* [TEXT PROVIDED]:
>> Begin
Re: Metadata providers for memory use and degree of parallelism

Jesus Camachorodriguez Wed, 25 Feb 2015 01:06:31 -0800

+1

The providers and corresponding interfaces proposed in CALCITE-603 LGTM; I
think they cover the needs that were arising when we were moving forward
with cost-optimization/algorithm-selection in Hive's optimization phase.


Thanks,
Jesús


On 2/24/15, 7:29 PM, "Julian Hyde" <[email protected]> wrote:

>I think your "phase" concept matches my "stage". I'll use "phase" too.
>
>Agree, we should not separate the sender and receiver of an Exchange
>into separate RelNodes. I didn't mean to give that impression. Maybe I
>should call it "isPhaseTransition" rather than "isStageLeaf".
>
>Hive/Tez does not have a concept of threads (as distinct from
>processes). But I think the "split" concept will serve both Hive and
>Drill.
>
>> So maybe the question is, do you delineate these as two different
>>concepts or combine them into one (memory usage stages and
>>parallelization change phases (e.g. exchanges)).
>
>Really good question. However, I'm going to punt. I think there is
>more complexity over the horizon when we start modeling blocking
>operators, phased pipelines where phase 1 starts releasing memory as
>phase 2 starts allocating it.
>
>"isStageLeaf" allows us to model a collection of consecutive operators
>that function as a single unit for purposes of memory allocation, and
>that's a good start. (If you want to detect a change in distribution,
>look at the Distribution metadata.)
>> End
* [OBJECTIVE]: From the mailing-list message above about metadata providers, write out everything from "The providers and" down to "Hive's optimization phase.", word for word.

* [GIVEN MATERIAL]:
>> Begin
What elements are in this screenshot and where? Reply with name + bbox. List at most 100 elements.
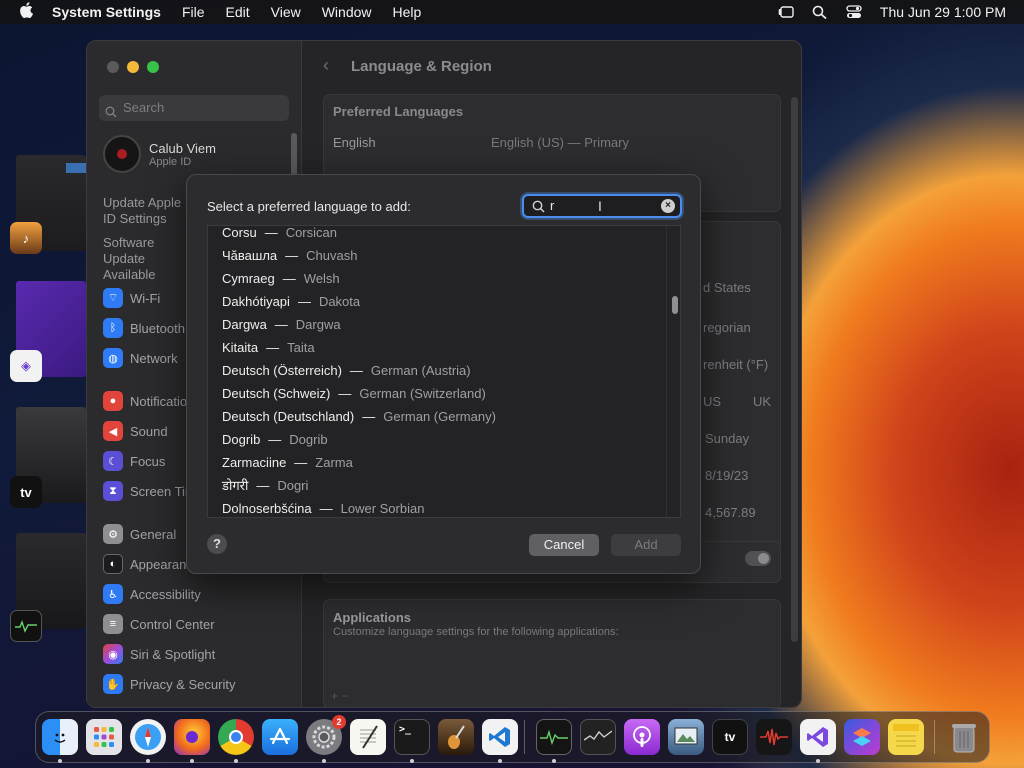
>> End
* [RESPONSE TO THIS EXERCISE]:
The providers and corresponding interfaces proposed in CALCITE-603 LGTM; I
think they cover the needs that were arising when we were moving forward
with cost-optimization/algorithm-selection in Hive's optimization phase.